Records shown.

::::::

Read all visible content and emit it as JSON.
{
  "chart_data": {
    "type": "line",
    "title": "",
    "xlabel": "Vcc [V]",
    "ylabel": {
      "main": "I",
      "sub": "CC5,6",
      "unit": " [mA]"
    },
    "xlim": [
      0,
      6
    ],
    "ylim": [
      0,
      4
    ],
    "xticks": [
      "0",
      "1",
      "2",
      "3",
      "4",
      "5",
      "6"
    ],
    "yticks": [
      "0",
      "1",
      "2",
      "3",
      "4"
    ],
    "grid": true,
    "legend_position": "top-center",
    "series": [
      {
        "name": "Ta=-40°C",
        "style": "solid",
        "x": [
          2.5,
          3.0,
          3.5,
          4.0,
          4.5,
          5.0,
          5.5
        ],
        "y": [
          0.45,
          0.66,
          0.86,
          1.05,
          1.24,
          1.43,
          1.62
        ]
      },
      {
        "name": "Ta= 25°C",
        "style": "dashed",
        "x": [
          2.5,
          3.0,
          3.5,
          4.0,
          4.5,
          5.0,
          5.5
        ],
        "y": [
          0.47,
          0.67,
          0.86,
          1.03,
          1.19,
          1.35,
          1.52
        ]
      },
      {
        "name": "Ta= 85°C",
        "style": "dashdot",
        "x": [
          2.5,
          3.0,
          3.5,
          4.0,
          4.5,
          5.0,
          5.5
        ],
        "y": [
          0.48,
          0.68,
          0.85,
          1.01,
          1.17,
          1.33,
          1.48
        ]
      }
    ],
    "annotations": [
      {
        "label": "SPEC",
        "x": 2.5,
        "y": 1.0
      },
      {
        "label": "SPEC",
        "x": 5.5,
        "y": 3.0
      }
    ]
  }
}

::::::

Exercise description.
Every record above must be duplicated exactly.

Answer for the task.
Read all visible content and emit it as JSON.
{
  "chart_data": {
    "type": "line",
    "title": "",
    "xlabel": "Vcc [V]",
    "ylabel": {
      "main": "I",
      "sub": "CC5,6",
      "unit": " [mA]"
    },
    "xlim": [
      0,
      6
    ],
    "ylim": [
      0,
      4
    ],
    "xticks": [
      "0",
      "1",
      "2",
      "3",
      "4",
      "5",
      "6"
    ],
    "yticks": [
      "0",
      "1",
      "2",
      "3",
      "4"
    ],
    "grid": true,
    "legend_position": "top-center",
    "series": [
      {
        "name": "Ta=-40°C",
        "style": "solid",
        "x": [
          2.5,
          3.0,
          3.5,
          4.0,
          4.5,
          5.0,
          5.5
        ],
        "y": [
          0.45,
          0.66,
          0.86,
          1.05,
          1.24,
          1.43,
          1.62
        ]
      },
      {
        "name": "Ta= 25°C",
        "style": "dashed",
        "x": [
          2.5,
          3.0,
          3.5,
          4.0,
          4.5,
          5.0,
          5.5
        ],
        "y": [
          0.47,
          0.67,
          0.86,
          1.03,
          1.19,
          1.35,
          1.52
        ]
      },
      {
        "name": "Ta= 85°C",
        "style": "dashdot",
        "x": [
          2.5,
          3.0,
          3.5,
          4.0,
          4.5,
          5.0,
          5.5
        ],
        "y": [
          0.48,
          0.68,
          0.85,
          1.01,
          1.17,
          1.33,
          1.48
        ]
      }
    ],
    "annotations": [
      {
        "label": "SPEC",
        "x": 2.5,
        "y": 1.0
      },
      {
        "label": "SPEC",
        "x": 5.5,
        "y": 3.0
      }
    ]
  }
}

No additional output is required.